### Data for this task

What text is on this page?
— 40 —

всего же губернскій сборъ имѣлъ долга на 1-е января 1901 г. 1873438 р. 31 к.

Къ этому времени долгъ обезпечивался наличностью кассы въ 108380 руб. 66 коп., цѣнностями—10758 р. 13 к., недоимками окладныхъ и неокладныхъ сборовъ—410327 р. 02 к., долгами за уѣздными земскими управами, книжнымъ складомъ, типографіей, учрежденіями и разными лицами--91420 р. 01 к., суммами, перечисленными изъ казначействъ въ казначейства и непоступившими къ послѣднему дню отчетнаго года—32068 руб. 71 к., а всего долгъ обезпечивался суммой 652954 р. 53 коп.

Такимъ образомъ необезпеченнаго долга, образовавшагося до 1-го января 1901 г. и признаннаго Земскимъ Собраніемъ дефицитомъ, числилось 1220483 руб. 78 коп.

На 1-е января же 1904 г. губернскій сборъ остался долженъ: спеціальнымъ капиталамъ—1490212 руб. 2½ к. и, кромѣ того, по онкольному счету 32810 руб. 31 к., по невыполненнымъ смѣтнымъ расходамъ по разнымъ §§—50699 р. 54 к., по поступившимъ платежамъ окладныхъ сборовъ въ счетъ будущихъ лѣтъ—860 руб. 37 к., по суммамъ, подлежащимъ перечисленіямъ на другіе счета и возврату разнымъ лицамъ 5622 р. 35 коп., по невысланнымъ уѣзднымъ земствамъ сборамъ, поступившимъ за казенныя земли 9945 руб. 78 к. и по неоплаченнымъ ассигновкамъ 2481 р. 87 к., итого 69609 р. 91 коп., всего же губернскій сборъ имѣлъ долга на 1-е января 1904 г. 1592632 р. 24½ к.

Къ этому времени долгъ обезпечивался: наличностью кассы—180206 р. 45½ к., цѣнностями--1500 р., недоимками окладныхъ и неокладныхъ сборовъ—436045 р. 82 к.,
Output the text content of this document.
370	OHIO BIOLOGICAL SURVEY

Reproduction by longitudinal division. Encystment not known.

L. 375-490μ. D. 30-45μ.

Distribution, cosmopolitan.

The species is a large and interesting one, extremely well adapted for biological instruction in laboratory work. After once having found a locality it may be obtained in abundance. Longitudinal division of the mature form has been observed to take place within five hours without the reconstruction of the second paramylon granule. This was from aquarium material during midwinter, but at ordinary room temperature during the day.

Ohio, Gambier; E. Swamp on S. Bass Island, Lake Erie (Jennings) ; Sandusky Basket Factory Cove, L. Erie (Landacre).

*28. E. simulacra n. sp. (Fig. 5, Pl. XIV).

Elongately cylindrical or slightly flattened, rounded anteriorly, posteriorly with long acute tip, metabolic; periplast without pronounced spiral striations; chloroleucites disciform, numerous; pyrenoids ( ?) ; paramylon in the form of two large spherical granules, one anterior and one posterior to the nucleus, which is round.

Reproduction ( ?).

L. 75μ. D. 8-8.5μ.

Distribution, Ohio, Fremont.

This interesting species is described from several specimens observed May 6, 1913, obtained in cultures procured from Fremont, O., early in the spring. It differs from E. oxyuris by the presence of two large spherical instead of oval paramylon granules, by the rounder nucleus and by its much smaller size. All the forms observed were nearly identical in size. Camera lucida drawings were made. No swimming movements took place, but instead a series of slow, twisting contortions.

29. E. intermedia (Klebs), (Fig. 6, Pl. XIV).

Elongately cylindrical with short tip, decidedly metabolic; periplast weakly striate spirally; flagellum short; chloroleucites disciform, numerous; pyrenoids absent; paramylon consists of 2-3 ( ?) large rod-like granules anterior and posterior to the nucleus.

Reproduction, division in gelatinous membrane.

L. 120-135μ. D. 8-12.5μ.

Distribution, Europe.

######

> [Direction]
Return all of the entries exactly as they were supplied.

> [Solution]
What text is on this page?
— 40 —

всего же губернскій сборъ имѣлъ долга на 1-е января 1901 г. 1873438 р. 31 к.

Къ этому времени долгъ обезпечивался наличностью кассы въ 108380 руб. 66 коп., цѣнностями—10758 р. 13 к., недоимками окладныхъ и неокладныхъ сборовъ—410327 р. 02 к., долгами за уѣздными земскими управами, книжнымъ складомъ, типографіей, учрежденіями и разными лицами--91420 р. 01 к., суммами, перечисленными изъ казначействъ въ казначейства и непоступившими къ послѣднему дню отчетнаго года—32068 руб. 71 к., а всего долгъ обезпечивался суммой 652954 р. 53 коп.

Такимъ образомъ необезпеченнаго долга, образовавшагося до 1-го января 1901 г. и признаннаго Земскимъ Собраніемъ дефицитомъ, числилось 1220483 руб. 78 коп.

На 1-е января же 1904 г. губернскій сборъ остался долженъ: спеціальнымъ капиталамъ—1490212 руб. 2½ к. и, кромѣ того, по онкольному счету 32810 руб. 31 к., по невыполненнымъ смѣтнымъ расходамъ по разнымъ §§—50699 р. 54 к., по поступившимъ платежамъ окладныхъ сборовъ въ счетъ будущихъ лѣтъ—860 руб. 37 к., по суммамъ, подлежащимъ перечисленіямъ на другіе счета и возврату разнымъ лицамъ 5622 р. 35 коп., по невысланнымъ уѣзднымъ земствамъ сборамъ, поступившимъ за казенныя земли 9945 руб. 78 к. и по неоплаченнымъ ассигновкамъ 2481 р. 87 к., итого 69609 р. 91 коп., всего же губернскій сборъ имѣлъ долга на 1-е января 1904 г. 1592632 р. 24½ к.

Къ этому времени долгъ обезпечивался: наличностью кассы—180206 р. 45½ к., цѣнностями--1500 р., недоимками окладныхъ и неокладныхъ сборовъ—436045 р. 82 к.,
Output the text content of this document.
370	OHIO BIOLOGICAL SURVEY

Reproduction by longitudinal division. Encystment not known.

L. 375-490μ. D. 30-45μ.

Distribution, cosmopolitan.

The species is a large and interesting one, extremely well adapted for biological instruction in laboratory work. After once having found a locality it may be obtained in abundance. Longitudinal division of the mature form has been observed to take place within five hours without the reconstruction of the second paramylon granule. This was from aquarium material during midwinter, but at ordinary room temperature during the day.

Ohio, Gambier; E. Swamp on S. Bass Island, Lake Erie (Jennings) ; Sandusky Basket Factory Cove, L. Erie (Landacre).

*28. E. simulacra n. sp. (Fig. 5, Pl. XIV).

Elongately cylindrical or slightly flattened, rounded anteriorly, posteriorly with long acute tip, metabolic; periplast without pronounced spiral striations; chloroleucites disciform, numerous; pyrenoids ( ?) ; paramylon in the form of two large spherical granules, one anterior and one posterior to the nucleus, which is round.

Reproduction ( ?).

L. 75μ. D. 8-8.5μ.

Distribution, Ohio, Fremont.

This interesting species is described from several specimens observed May 6, 1913, obtained in cultures procured from Fremont, O., early in the spring. It differs from E. oxyuris by the presence of two large spherical instead of oval paramylon granules, by the rounder nucleus and by its much smaller size. All the forms observed were nearly identical in size. Camera lucida drawings were made. No swimming movements took place, but instead a series of slow, twisting contortions.

29. E. intermedia (Klebs), (Fig. 6, Pl. XIV).

Elongately cylindrical with short tip, decidedly metabolic; periplast weakly striate spirally; flagellum short; chloroleucites disciform, numerous; pyrenoids absent; paramylon consists of 2-3 ( ?) large rod-like granules anterior and posterior to the nucleus.

Reproduction, division in gelatinous membrane.

L. 120-135μ. D. 8-12.5μ.

Distribution, Europe.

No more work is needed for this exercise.